## DATA PROVIDED
-------

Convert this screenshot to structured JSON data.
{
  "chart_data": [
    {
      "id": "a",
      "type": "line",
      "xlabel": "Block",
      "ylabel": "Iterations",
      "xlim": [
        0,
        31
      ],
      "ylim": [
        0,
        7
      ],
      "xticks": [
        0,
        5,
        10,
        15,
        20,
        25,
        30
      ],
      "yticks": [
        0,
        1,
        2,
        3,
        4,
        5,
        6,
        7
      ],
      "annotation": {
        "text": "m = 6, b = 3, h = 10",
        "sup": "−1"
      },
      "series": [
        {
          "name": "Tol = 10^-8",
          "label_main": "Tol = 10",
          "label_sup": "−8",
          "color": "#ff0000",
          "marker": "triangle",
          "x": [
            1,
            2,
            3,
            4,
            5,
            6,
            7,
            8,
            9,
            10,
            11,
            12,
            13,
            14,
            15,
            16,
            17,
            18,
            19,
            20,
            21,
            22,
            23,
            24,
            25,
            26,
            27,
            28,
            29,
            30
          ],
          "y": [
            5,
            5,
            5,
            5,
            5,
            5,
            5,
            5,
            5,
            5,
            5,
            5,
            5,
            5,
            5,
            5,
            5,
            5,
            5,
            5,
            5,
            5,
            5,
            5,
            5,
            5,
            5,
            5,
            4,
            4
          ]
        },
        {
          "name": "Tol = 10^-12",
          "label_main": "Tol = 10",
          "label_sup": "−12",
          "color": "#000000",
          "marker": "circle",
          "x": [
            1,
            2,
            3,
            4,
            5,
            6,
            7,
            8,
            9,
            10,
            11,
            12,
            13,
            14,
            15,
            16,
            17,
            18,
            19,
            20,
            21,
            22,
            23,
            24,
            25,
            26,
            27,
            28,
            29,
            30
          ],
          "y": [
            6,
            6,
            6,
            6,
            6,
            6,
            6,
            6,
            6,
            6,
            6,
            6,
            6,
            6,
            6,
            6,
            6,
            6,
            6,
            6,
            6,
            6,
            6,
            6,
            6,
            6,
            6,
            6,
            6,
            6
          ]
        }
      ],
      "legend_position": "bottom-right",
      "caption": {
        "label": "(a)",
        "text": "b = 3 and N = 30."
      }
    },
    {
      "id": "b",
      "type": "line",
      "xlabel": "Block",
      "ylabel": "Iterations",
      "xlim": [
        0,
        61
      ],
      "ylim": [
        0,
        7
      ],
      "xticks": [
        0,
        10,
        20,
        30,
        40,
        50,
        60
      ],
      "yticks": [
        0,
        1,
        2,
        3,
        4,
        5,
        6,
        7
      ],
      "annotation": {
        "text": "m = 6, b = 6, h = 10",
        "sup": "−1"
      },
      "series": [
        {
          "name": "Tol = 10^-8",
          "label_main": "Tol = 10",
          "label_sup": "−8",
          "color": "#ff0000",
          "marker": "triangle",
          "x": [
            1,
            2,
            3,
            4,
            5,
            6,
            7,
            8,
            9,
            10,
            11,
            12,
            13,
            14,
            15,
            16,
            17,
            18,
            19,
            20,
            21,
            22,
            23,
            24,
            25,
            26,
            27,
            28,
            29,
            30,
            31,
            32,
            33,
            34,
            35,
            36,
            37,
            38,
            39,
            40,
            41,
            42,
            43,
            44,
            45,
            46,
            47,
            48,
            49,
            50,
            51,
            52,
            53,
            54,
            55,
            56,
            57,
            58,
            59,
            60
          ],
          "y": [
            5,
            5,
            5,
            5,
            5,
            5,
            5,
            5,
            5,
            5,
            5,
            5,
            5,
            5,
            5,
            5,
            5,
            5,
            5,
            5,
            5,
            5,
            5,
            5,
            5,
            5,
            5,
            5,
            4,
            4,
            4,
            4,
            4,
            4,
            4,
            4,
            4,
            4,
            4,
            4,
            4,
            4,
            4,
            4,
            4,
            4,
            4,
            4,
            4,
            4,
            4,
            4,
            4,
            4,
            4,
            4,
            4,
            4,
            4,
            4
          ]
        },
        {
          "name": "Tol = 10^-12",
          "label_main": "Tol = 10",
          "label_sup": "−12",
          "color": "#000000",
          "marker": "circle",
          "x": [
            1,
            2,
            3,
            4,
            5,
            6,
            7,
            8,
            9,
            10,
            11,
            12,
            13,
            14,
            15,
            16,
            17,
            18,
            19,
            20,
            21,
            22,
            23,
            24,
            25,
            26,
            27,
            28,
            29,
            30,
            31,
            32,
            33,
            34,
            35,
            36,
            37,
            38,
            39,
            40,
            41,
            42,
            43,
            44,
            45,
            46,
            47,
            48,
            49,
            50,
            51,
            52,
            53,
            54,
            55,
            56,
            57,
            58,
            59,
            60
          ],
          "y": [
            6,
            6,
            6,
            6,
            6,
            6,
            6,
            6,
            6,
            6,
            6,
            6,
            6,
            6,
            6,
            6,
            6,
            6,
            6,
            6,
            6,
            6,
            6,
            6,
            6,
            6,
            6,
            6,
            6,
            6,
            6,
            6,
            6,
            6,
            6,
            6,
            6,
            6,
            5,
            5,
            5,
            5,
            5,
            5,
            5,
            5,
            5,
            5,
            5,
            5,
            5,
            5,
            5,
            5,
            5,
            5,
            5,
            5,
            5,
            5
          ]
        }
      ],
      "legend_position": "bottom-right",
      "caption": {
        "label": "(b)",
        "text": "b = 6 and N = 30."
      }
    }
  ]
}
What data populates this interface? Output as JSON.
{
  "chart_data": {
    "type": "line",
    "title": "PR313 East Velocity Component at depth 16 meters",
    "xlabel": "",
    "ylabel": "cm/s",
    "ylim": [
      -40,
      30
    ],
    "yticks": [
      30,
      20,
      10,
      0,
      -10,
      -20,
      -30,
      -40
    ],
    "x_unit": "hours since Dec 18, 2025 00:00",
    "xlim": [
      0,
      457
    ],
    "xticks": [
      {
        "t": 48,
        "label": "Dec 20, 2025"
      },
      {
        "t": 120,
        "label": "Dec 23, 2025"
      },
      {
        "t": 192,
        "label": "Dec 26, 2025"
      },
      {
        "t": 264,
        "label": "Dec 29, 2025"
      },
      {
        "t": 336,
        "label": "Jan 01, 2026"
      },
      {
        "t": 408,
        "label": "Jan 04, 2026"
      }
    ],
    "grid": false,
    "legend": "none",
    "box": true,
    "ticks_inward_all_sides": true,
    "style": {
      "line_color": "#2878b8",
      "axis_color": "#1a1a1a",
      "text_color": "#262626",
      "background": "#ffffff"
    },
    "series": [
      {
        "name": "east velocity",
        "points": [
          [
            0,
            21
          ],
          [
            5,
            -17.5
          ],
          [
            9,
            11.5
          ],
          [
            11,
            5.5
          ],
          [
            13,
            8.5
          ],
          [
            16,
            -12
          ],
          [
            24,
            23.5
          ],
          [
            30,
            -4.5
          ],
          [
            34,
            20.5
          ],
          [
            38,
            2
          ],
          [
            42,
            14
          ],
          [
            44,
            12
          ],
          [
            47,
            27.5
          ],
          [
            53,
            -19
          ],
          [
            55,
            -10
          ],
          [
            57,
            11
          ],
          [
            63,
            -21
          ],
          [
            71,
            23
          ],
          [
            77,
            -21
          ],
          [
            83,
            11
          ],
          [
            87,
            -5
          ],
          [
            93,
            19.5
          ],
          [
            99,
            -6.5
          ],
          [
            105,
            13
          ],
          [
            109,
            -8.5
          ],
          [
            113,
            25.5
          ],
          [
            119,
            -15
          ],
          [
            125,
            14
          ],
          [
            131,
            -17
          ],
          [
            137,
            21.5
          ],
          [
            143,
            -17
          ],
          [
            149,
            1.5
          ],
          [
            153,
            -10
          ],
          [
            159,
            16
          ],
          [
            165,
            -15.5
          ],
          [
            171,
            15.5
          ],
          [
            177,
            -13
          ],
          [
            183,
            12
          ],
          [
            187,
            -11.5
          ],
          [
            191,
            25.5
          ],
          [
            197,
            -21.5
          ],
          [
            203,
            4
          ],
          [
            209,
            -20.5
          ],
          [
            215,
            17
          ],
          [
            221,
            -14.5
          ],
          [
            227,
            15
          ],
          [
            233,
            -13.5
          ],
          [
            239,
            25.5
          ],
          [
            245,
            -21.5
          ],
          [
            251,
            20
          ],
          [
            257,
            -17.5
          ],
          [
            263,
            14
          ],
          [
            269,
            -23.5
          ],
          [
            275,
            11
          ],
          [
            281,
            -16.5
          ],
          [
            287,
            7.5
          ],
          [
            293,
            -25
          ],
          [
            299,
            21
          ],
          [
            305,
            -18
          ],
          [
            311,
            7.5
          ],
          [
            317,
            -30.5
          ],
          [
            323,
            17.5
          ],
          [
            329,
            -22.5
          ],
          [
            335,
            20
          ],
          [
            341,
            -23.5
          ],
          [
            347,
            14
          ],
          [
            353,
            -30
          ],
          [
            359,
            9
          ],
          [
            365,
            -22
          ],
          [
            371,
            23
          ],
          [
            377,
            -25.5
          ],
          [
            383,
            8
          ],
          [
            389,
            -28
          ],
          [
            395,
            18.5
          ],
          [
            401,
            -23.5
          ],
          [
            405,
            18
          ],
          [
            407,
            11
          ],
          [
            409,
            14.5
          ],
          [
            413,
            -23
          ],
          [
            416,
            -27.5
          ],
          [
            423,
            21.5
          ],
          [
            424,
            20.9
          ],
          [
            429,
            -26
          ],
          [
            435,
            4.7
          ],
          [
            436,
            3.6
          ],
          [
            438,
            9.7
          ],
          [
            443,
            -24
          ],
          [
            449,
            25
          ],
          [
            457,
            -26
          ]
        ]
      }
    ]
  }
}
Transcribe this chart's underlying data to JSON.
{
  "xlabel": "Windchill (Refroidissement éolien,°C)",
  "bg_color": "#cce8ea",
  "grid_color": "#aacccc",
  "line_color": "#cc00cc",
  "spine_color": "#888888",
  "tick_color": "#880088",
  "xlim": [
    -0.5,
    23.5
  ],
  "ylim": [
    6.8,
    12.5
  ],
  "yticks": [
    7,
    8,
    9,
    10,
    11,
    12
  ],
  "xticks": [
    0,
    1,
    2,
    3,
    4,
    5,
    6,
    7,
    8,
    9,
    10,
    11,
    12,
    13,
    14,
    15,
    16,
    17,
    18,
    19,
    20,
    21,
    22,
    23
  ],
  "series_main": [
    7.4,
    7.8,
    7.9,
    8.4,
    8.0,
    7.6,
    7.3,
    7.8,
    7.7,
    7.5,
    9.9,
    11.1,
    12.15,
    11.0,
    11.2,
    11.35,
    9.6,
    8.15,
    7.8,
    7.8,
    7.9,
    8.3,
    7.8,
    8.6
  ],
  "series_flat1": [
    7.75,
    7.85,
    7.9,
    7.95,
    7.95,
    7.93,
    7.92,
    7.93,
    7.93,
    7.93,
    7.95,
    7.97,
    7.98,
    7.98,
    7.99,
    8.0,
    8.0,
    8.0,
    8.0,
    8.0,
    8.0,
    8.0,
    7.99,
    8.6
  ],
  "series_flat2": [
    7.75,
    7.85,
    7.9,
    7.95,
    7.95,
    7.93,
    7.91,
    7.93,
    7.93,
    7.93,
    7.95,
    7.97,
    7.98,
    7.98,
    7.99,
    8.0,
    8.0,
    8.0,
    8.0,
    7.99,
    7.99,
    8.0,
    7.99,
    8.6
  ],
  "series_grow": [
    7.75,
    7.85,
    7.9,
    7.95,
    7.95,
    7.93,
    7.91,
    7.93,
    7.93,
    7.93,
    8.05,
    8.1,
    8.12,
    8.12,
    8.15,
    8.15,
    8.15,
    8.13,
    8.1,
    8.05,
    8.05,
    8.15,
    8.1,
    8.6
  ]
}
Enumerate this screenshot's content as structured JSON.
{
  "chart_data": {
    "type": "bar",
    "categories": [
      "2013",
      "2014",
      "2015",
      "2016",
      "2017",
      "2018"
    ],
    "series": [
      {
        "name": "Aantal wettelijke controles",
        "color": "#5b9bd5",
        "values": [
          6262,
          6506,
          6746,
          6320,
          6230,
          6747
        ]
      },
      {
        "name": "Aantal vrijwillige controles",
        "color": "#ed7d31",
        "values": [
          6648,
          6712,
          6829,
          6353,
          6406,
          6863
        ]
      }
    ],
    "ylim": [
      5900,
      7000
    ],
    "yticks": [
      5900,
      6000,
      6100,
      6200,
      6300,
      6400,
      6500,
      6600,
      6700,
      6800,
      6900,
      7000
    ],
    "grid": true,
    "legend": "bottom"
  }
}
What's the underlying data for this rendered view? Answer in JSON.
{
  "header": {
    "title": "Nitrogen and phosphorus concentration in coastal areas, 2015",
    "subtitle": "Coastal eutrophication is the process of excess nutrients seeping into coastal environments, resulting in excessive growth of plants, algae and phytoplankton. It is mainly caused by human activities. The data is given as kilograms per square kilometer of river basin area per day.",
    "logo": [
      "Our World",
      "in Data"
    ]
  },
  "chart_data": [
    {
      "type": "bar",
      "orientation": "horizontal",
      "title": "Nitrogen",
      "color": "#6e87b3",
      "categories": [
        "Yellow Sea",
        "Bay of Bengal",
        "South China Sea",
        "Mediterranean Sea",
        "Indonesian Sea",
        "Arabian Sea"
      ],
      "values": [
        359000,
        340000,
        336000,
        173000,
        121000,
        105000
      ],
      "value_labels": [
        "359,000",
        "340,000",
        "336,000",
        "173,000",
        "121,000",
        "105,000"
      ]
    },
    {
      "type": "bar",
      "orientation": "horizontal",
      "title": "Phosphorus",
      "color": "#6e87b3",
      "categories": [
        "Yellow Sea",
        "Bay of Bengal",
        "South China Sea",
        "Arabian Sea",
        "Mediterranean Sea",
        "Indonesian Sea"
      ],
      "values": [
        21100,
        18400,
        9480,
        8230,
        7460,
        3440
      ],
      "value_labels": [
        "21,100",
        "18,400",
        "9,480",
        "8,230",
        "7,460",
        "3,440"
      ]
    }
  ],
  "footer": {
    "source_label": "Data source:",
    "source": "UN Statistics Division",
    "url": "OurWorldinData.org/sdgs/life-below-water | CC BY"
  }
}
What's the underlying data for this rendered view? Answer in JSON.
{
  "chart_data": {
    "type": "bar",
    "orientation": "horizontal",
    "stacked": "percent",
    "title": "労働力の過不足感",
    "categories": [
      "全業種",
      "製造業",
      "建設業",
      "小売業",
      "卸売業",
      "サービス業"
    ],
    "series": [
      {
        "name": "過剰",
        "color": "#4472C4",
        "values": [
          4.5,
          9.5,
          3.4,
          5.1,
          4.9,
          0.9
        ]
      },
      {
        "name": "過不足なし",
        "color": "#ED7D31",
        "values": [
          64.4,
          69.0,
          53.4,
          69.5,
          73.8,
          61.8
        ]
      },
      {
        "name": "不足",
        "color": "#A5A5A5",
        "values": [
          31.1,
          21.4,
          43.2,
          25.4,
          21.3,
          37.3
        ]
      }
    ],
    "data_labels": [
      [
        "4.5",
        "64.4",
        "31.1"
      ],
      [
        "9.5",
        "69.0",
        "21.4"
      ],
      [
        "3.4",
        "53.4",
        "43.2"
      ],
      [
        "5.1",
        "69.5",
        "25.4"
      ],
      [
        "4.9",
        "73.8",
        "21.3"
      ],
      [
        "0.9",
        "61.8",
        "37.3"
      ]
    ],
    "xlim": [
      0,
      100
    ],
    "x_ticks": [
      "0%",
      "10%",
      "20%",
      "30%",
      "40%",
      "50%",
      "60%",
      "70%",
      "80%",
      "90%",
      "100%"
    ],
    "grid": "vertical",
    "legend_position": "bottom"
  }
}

-------

## EXERCISE INSTRUCTIONS
Check every line of the records above for the string "source" and say how many contain it, giving the number alone.

## FINAL RESULT
2